§ **DIRECTIVE**: Print all of the data exactly as written.

+++++

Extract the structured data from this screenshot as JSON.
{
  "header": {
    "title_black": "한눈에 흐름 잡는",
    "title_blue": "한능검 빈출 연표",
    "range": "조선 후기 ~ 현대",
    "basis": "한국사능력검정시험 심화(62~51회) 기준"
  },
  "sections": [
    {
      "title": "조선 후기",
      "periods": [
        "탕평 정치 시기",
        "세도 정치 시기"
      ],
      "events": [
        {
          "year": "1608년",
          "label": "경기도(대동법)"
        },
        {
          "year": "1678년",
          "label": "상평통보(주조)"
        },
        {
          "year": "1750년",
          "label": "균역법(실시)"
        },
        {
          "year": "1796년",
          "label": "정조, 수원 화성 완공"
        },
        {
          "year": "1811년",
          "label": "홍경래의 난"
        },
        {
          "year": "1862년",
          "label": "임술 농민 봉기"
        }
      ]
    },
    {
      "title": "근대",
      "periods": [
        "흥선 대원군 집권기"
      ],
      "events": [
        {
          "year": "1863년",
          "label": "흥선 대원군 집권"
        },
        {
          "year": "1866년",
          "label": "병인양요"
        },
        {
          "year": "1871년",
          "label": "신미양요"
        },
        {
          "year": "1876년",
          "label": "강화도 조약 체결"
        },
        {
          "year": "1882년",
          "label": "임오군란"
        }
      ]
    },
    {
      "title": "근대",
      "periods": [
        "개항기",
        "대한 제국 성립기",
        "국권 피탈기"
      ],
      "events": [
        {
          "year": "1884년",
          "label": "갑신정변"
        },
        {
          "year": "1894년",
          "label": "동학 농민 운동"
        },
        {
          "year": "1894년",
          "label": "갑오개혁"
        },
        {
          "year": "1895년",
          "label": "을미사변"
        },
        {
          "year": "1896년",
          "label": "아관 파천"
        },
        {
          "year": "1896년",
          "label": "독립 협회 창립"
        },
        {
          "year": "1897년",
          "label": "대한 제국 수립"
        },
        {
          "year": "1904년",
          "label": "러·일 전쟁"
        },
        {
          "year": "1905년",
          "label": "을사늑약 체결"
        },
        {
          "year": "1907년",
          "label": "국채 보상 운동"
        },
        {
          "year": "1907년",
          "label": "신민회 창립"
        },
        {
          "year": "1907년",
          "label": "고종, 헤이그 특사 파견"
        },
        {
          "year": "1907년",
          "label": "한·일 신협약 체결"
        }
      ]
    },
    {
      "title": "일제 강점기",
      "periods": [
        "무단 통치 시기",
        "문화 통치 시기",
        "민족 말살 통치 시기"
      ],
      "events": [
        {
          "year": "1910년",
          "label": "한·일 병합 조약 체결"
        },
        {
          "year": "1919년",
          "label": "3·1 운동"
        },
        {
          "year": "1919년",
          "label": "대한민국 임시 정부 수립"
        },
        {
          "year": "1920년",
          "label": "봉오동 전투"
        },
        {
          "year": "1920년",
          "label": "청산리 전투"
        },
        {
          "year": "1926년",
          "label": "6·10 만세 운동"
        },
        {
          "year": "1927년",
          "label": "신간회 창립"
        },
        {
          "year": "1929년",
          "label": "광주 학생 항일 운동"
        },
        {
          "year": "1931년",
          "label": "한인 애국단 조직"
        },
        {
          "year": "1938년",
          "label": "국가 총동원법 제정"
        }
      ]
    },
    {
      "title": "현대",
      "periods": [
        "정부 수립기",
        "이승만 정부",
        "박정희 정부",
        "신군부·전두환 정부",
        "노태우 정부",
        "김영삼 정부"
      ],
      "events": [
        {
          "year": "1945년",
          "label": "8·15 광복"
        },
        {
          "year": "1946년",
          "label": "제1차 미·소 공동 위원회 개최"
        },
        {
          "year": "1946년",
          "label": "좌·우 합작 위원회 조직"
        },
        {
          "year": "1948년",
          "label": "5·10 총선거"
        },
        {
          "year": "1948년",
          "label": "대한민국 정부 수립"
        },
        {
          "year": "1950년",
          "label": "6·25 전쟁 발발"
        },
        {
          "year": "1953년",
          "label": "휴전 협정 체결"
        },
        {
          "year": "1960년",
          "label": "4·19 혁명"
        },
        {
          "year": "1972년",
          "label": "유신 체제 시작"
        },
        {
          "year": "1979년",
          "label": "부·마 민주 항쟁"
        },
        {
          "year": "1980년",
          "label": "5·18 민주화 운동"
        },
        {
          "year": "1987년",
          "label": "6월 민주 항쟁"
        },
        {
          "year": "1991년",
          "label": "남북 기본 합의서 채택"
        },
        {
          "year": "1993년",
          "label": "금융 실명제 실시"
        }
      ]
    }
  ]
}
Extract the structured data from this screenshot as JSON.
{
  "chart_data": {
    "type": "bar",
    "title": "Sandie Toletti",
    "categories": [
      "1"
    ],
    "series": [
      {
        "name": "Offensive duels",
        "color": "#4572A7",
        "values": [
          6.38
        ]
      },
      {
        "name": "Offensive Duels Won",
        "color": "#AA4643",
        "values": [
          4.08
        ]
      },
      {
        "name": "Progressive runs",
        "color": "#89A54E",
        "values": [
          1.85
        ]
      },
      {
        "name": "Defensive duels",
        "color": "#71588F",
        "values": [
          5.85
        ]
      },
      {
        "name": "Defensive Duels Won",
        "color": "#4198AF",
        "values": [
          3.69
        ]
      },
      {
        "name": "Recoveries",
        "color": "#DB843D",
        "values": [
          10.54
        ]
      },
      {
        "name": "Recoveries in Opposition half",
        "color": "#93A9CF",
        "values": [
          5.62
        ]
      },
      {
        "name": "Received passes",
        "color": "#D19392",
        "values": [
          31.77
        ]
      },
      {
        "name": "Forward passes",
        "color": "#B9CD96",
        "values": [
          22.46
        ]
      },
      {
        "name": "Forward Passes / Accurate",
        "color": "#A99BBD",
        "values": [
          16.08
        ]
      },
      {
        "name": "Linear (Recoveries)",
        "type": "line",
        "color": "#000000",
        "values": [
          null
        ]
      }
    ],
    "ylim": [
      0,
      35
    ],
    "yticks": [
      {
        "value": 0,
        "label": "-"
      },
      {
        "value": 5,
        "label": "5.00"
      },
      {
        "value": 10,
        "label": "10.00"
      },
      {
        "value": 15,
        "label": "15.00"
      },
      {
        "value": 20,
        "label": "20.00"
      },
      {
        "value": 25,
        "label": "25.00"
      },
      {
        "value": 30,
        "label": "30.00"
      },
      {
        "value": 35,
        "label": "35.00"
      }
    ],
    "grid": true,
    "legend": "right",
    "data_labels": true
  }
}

+++++

§ **ANSWER IN FULL**:
Extract the structured data from this screenshot as JSON.
{
  "header": {
    "title_black": "한눈에 흐름 잡는",
    "title_blue": "한능검 빈출 연표",
    "range": "조선 후기 ~ 현대",
    "basis": "한국사능력검정시험 심화(62~51회) 기준"
  },
  "sections": [
    {
      "title": "조선 후기",
      "periods": [
        "탕평 정치 시기",
        "세도 정치 시기"
      ],
      "events": [
        {
          "year": "1608년",
          "label": "경기도(대동법)"
        },
        {
          "year": "1678년",
          "label": "상평통보(주조)"
        },
        {
          "year": "1750년",
          "label": "균역법(실시)"
        },
        {
          "year": "1796년",
          "label": "정조, 수원 화성 완공"
        },
        {
          "year": "1811년",
          "label": "홍경래의 난"
        },
        {
          "year": "1862년",
          "label": "임술 농민 봉기"
        }
      ]
    },
    {
      "title": "근대",
      "periods": [
        "흥선 대원군 집권기"
      ],
      "events": [
        {
          "year": "1863년",
          "label": "흥선 대원군 집권"
        },
        {
          "year": "1866년",
          "label": "병인양요"
        },
        {
          "year": "1871년",
          "label": "신미양요"
        },
        {
          "year": "1876년",
          "label": "강화도 조약 체결"
        },
        {
          "year": "1882년",
          "label": "임오군란"
        }
      ]
    },
    {
      "title": "근대",
      "periods": [
        "개항기",
        "대한 제국 성립기",
        "국권 피탈기"
      ],
      "events": [
        {
          "year": "1884년",
          "label": "갑신정변"
        },
        {
          "year": "1894년",
          "label": "동학 농민 운동"
        },
        {
          "year": "1894년",
          "label": "갑오개혁"
        },
        {
          "year": "1895년",
          "label": "을미사변"
        },
        {
          "year": "1896년",
          "label": "아관 파천"
        },
        {
          "year": "1896년",
          "label": "독립 협회 창립"
        },
        {
          "year": "1897년",
          "label": "대한 제국 수립"
        },
        {
          "year": "1904년",
          "label": "러·일 전쟁"
        },
        {
          "year": "1905년",
          "label": "을사늑약 체결"
        },
        {
          "year": "1907년",
          "label": "국채 보상 운동"
        },
        {
          "year": "1907년",
          "label": "신민회 창립"
        },
        {
          "year": "1907년",
          "label": "고종, 헤이그 특사 파견"
        },
        {
          "year": "1907년",
          "label": "한·일 신협약 체결"
        }
      ]
    },
    {
      "title": "일제 강점기",
      "periods": [
        "무단 통치 시기",
        "문화 통치 시기",
        "민족 말살 통치 시기"
      ],
      "events": [
        {
          "year": "1910년",
          "label": "한·일 병합 조약 체결"
        },
        {
          "year": "1919년",
          "label": "3·1 운동"
        },
        {
          "year": "1919년",
          "label": "대한민국 임시 정부 수립"
        },
        {
          "year": "1920년",
          "label": "봉오동 전투"
        },
        {
          "year": "1920년",
          "label": "청산리 전투"
        },
        {
          "year": "1926년",
          "label": "6·10 만세 운동"
        },
        {
          "year": "1927년",
          "label": "신간회 창립"
        },
        {
          "year": "1929년",
          "label": "광주 학생 항일 운동"
        },
        {
          "year": "1931년",
          "label": "한인 애국단 조직"
        },
        {
          "year": "1938년",
          "label": "국가 총동원법 제정"
        }
      ]
    },
    {
      "title": "현대",
      "periods": [
        "정부 수립기",
        "이승만 정부",
        "박정희 정부",
        "신군부·전두환 정부",
        "노태우 정부",
        "김영삼 정부"
      ],
      "events": [
        {
          "year": "1945년",
          "label": "8·15 광복"
        },
        {
          "year": "1946년",
          "label": "제1차 미·소 공동 위원회 개최"
        },
        {
          "year": "1946년",
          "label": "좌·우 합작 위원회 조직"
        },
        {
          "year": "1948년",
          "label": "5·10 총선거"
        },
        {
          "year": "1948년",
          "label": "대한민국 정부 수립"
        },
        {
          "year": "1950년",
          "label": "6·25 전쟁 발발"
        },
        {
          "year": "1953년",
          "label": "휴전 협정 체결"
        },
        {
          "year": "1960년",
          "label": "4·19 혁명"
        },
        {
          "year": "1972년",
          "label": "유신 체제 시작"
        },
        {
          "year": "1979년",
          "label": "부·마 민주 항쟁"
        },
        {
          "year": "1980년",
          "label": "5·18 민주화 운동"
        },
        {
          "year": "1987년",
          "label": "6월 민주 항쟁"
        },
        {
          "year": "1991년",
          "label": "남북 기본 합의서 채택"
        },
        {
          "year": "1993년",
          "label": "금융 실명제 실시"
        }
      ]
    }
  ]
}
Extract the structured data from this screenshot as JSON.
{
  "chart_data": {
    "type": "bar",
    "title": "Sandie Toletti",
    "categories": [
      "1"
    ],
    "series": [
      {
        "name": "Offensive duels",
        "color": "#4572A7",
        "values": [
          6.38
        ]
      },
      {
        "name": "Offensive Duels Won",
        "color": "#AA4643",
        "values": [
          4.08
        ]
      },
      {
        "name": "Progressive runs",
        "color": "#89A54E",
        "values": [
          1.85
        ]
      },
      {
        "name": "Defensive duels",
        "color": "#71588F",
        "values": [
          5.85
        ]
      },
      {
        "name": "Defensive Duels Won",
        "color": "#4198AF",
        "values": [
          3.69
        ]
      },
      {
        "name": "Recoveries",
        "color": "#DB843D",
        "values": [
          10.54
        ]
      },
      {
        "name": "Recoveries in Opposition half",
        "color": "#93A9CF",
        "values": [
          5.62
        ]
      },
      {
        "name": "Received passes",
        "color": "#D19392",
        "values": [
          31.77
        ]
      },
      {
        "name": "Forward passes",
        "color": "#B9CD96",
        "values": [
          22.46
        ]
      },
      {
        "name": "Forward Passes / Accurate",
        "color": "#A99BBD",
        "values": [
          16.08
        ]
      },
      {
        "name": "Linear (Recoveries)",
        "type": "line",
        "color": "#000000",
        "values": [
          null
        ]
      }
    ],
    "ylim": [
      0,
      35
    ],
    "yticks": [
      {
        "value": 0,
        "label": "-"
      },
      {
        "value": 5,
        "label": "5.00"
      },
      {
        "value": 10,
        "label": "10.00"
      },
      {
        "value": 15,
        "label": "15.00"
      },
      {
        "value": 20,
        "label": "20.00"
      },
      {
        "value": 25,
        "label": "25.00"
      },
      {
        "value": 30,
        "label": "30.00"
      },
      {
        "value": 35,
        "label": "35.00"
      }
    ],
    "grid": true,
    "legend": "right",
    "data_labels": true
  }
}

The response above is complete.